### SHORT TASK
Without including any images, repeat the data exactly.

### DATA EXTRACT

## Begin

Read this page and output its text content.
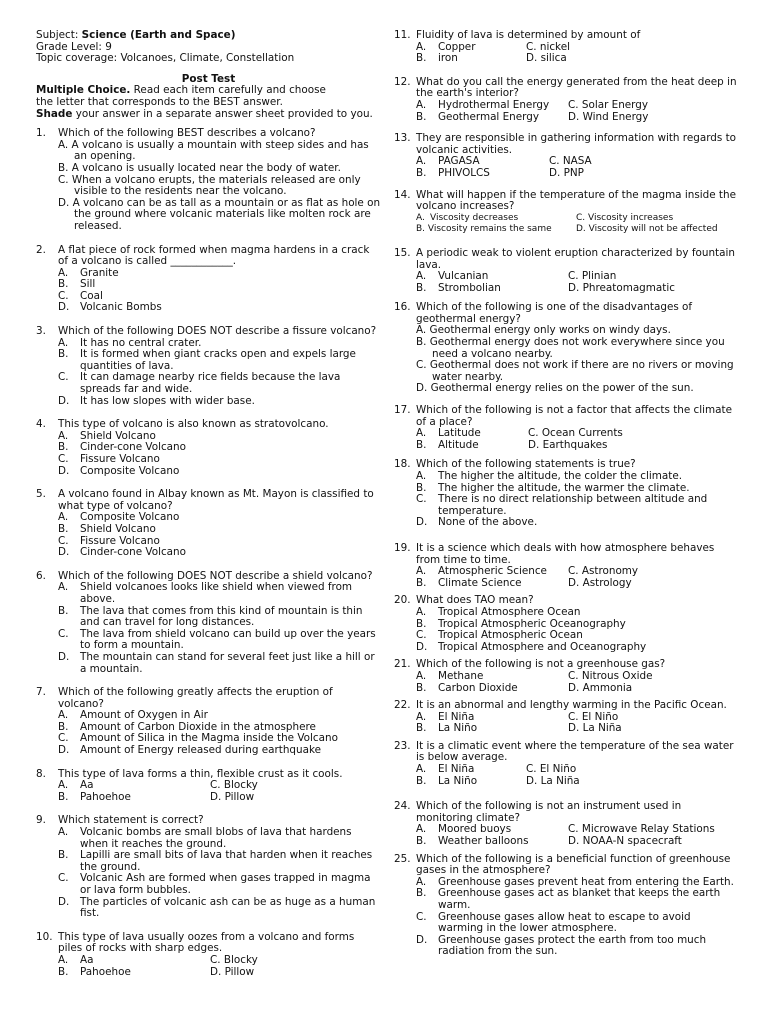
Subject: Science (Earth and Space)
Grade Level: 9
Topic coverage: Volcanoes, Climate, Constellation
Post Test
Multiple Choice. Read each item carefully and choose
the letter that corresponds to the BEST answer.
Shade your answer in a separate answer sheet provided to you.
1. Which of the following BEST describes a volcano?
A. A volcano is usually a mountain with steep sides and has an opening.
B. A volcano is usually located near the body of water.
C. When a volcano erupts, the materials released are only visible to the residents near the volcano.
D. A volcano can be as tall as a mountain or as flat as hole on the ground where volcanic materials like molten rock are released.
2. A flat piece of rock formed when magma hardens in a crack of a volcano is called ____________.
A. Granite
B. Sill
C. Coal
D. Volcanic Bombs
3. Which of the following DOES NOT describe a fissure volcano?
A. It has no central crater.
B. It is formed when giant cracks open and expels large quantities of lava.
C. It can damage nearby rice fields because the lava spreads far and wide.
D. It has low slopes with wider base.
4. This type of volcano is also known as stratovolcano.
A. Shield Volcano
B. Cinder-cone Volcano
C. Fissure Volcano
D. Composite Volcano
5. A volcano found in Albay known as Mt. Mayon is classified to what type of volcano?
A. Composite Volcano
B. Shield Volcano
C. Fissure Volcano
D. Cinder-cone Volcano
6. Which of the following DOES NOT describe a shield volcano?
A. Shield volcanoes looks like shield when viewed from above.
B. The lava that comes from this kind of mountain is thin and can travel for long distances.
C. The lava from shield volcano can build up over the years to form a mountain.
D. The mountain can stand for several feet just like a hill or a mountain.
7. Which of the following greatly affects the eruption of volcano?
A. Amount of Oxygen in Air
B. Amount of Carbon Dioxide in the atmosphere
C. Amount of Silica in the Magma inside the Volcano
D. Amount of Energy released during earthquake
8. This type of lava forms a thin, flexible crust as it cools.
A. Aa	C. Blocky
B. Pahoehoe	D. Pillow
9. Which statement is correct?
A. Volcanic bombs are small blobs of lava that hardens when it reaches the ground.
B. Lapilli are small bits of lava that harden when it reaches the ground.
C. Volcanic Ash are formed when gases trapped in magma or lava form bubbles.
D. The particles of volcanic ash can be as huge as a human fist.
10. This type of lava usually oozes from a volcano and forms piles of rocks with sharp edges.
A. Aa	C. Blocky
B. Pahoehoe	D. Pillow
11. Fluidity of lava is determined by amount of
A. Copper	C. nickel
B. iron	D. silica
12. What do you call the energy generated from the heat deep in the earth's interior?
A. Hydrothermal Energy	C. Solar Energy
B. Geothermal Energy	D. Wind Energy
13. They are responsible in gathering information with regards to volcanic activities.
A. PAGASA	C. NASA
B. PHIVOLCS	D. PNP
14. What will happen if the temperature of the magma inside the volcano increases?
A. Viscosity decreases	C. Viscosity increases
B. Viscosity remains the same	D. Viscosity will not be affected
15. A periodic weak to violent eruption characterized by fountain lava.
A. Vulcanian	C. Plinian
B. Strombolian	D. Phreatomagmatic
16. Which of the following is one of the disadvantages of geothermal energy?
A. Geothermal energy only works on windy days.
B. Geothermal energy does not work everywhere since you need a volcano nearby.
C. Geothermal does not work if there are no rivers or moving water nearby.
D. Geothermal energy relies on the power of the sun.
17. Which of the following is not a factor that affects the climate of a place?
A. Latitude	C. Ocean Currents
B. Altitude	D. Earthquakes
18. Which of the following statements is true?
A. The higher the altitude, the colder the climate.
B. The higher the altitude, the warmer the climate.
C. There is no direct relationship between altitude and temperature.
D. None of the above.
19. It is a science which deals with how atmosphere behaves from time to time.
A. Atmospheric Science	C. Astronomy
B. Climate Science	D. Astrology
20. What does TAO mean?
A. Tropical Atmosphere Ocean
B. Tropical Atmospheric Oceanography
C. Tropical Atmospheric Ocean
D. Tropical Atmosphere and Oceanography
21. Which of the following is not a greenhouse gas?
A. Methane	C. Nitrous Oxide
B. Carbon Dioxide	D. Ammonia
22. It is an abnormal and lengthy warming in the Pacific Ocean.
A. El Niña	C. El Niño
B. La Niño	D. La Niña
23. It is a climatic event where the temperature of the sea water is below average.
A. El Niña	C. El Niño
B. La Niño	D. La Niña
24. Which of the following is not an instrument used in monitoring climate?
A. Moored buoys	C. Microwave Relay Stations
B. Weather balloons	D. NOAA-N spacecraft
25. Which of the following is a beneficial function of greenhouse gases in the atmosphere?
A. Greenhouse gases prevent heat from entering the Earth.
B. Greenhouse gases act as blanket that keeps the earth warm.
C. Greenhouse gases allow heat to escape to avoid warming in the lower atmosphere.
D. Greenhouse gases protect the earth from too much radiation from the sun.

## End

### CORRECT RESULT
Read this page and output its text content.
Subject: Science (Earth and Space)
Grade Level: 9
Topic coverage: Volcanoes, Climate, Constellation
Post Test
Multiple Choice. Read each item carefully and choose
the letter that corresponds to the BEST answer.
Shade your answer in a separate answer sheet provided to you.
1. Which of the following BEST describes a volcano?
A. A volcano is usually a mountain with steep sides and has an opening.
B. A volcano is usually located near the body of water.
C. When a volcano erupts, the materials released are only visible to the residents near the volcano.
D. A volcano can be as tall as a mountain or as flat as hole on the ground where volcanic materials like molten rock are released.
2. A flat piece of rock formed when magma hardens in a crack of a volcano is called ____________.
A. Granite
B. Sill
C. Coal
D. Volcanic Bombs
3. Which of the following DOES NOT describe a fissure volcano?
A. It has no central crater.
B. It is formed when giant cracks open and expels large quantities of lava.
C. It can damage nearby rice fields because the lava spreads far and wide.
D. It has low slopes with wider base.
4. This type of volcano is also known as stratovolcano.
A. Shield Volcano
B. Cinder-cone Volcano
C. Fissure Volcano
D. Composite Volcano
5. A volcano found in Albay known as Mt. Mayon is classified to what type of volcano?
A. Composite Volcano
B. Shield Volcano
C. Fissure Volcano
D. Cinder-cone Volcano
6. Which of the following DOES NOT describe a shield volcano?
A. Shield volcanoes looks like shield when viewed from above.
B. The lava that comes from this kind of mountain is thin and can travel for long distances.
C. The lava from shield volcano can build up over the years to form a mountain.
D. The mountain can stand for several feet just like a hill or a mountain.
7. Which of the following greatly affects the eruption of volcano?
A. Amount of Oxygen in Air
B. Amount of Carbon Dioxide in the atmosphere
C. Amount of Silica in the Magma inside the Volcano
D. Amount of Energy released during earthquake
8. This type of lava forms a thin, flexible crust as it cools.
A. Aa	C. Blocky
B. Pahoehoe	D. Pillow
9. Which statement is correct?
A. Volcanic bombs are small blobs of lava that hardens when it reaches the ground.
B. Lapilli are small bits of lava that harden when it reaches the ground.
C. Volcanic Ash are formed when gases trapped in magma or lava form bubbles.
D. The particles of volcanic ash can be as huge as a human fist.
10. This type of lava usually oozes from a volcano and forms piles of rocks with sharp edges.
A. Aa	C. Blocky
B. Pahoehoe	D. Pillow
11. Fluidity of lava is determined by amount of
A. Copper	C. nickel
B. iron	D. silica
12. What do you call the energy generated from the heat deep in the earth's interior?
A. Hydrothermal Energy	C. Solar Energy
B. Geothermal Energy	D. Wind Energy
13. They are responsible in gathering information with regards to volcanic activities.
A. PAGASA	C. NASA
B. PHIVOLCS	D. PNP
14. What will happen if the temperature of the magma inside the volcano increases?
A. Viscosity decreases	C. Viscosity increases
B. Viscosity remains the same	D. Viscosity will not be affected
15. A periodic weak to violent eruption characterized by fountain lava.
A. Vulcanian	C. Plinian
B. Strombolian	D. Phreatomagmatic
16. Which of the following is one of the disadvantages of geothermal energy?
A. Geothermal energy only works on windy days.
B. Geothermal energy does not work everywhere since you need a volcano nearby.
C. Geothermal does not work if there are no rivers or moving water nearby.
D. Geothermal energy relies on the power of the sun.
17. Which of the following is not a factor that affects the climate of a place?
A. Latitude	C. Ocean Currents
B. Altitude	D. Earthquakes
18. Which of the following statements is true?
A. The higher the altitude, the colder the climate.
B. The higher the altitude, the warmer the climate.
C. There is no direct relationship between altitude and temperature.
D. None of the above.
19. It is a science which deals with how atmosphere behaves from time to time.
A. Atmospheric Science	C. Astronomy
B. Climate Science	D. Astrology
20. What does TAO mean?
A. Tropical Atmosphere Ocean
B. Tropical Atmospheric Oceanography
C. Tropical Atmospheric Ocean
D. Tropical Atmosphere and Oceanography
21. Which of the following is not a greenhouse gas?
A. Methane	C. Nitrous Oxide
B. Carbon Dioxide	D. Ammonia
22. It is an abnormal and lengthy warming in the Pacific Ocean.
A. El Niña	C. El Niño
B. La Niño	D. La Niña
23. It is a climatic event where the temperature of the sea water is below average.
A. El Niña	C. El Niño
B. La Niño	D. La Niña
24. Which of the following is not an instrument used in monitoring climate?
A. Moored buoys	C. Microwave Relay Stations
B. Weather balloons	D. NOAA-N spacecraft
25. Which of the following is a beneficial function of greenhouse gases in the atmosphere?
A. Greenhouse gases prevent heat from entering the Earth.
B. Greenhouse gases act as blanket that keeps the earth warm.
C. Greenhouse gases allow heat to escape to avoid warming in the lower atmosphere.
D. Greenhouse gases protect the earth from too much radiation from the sun.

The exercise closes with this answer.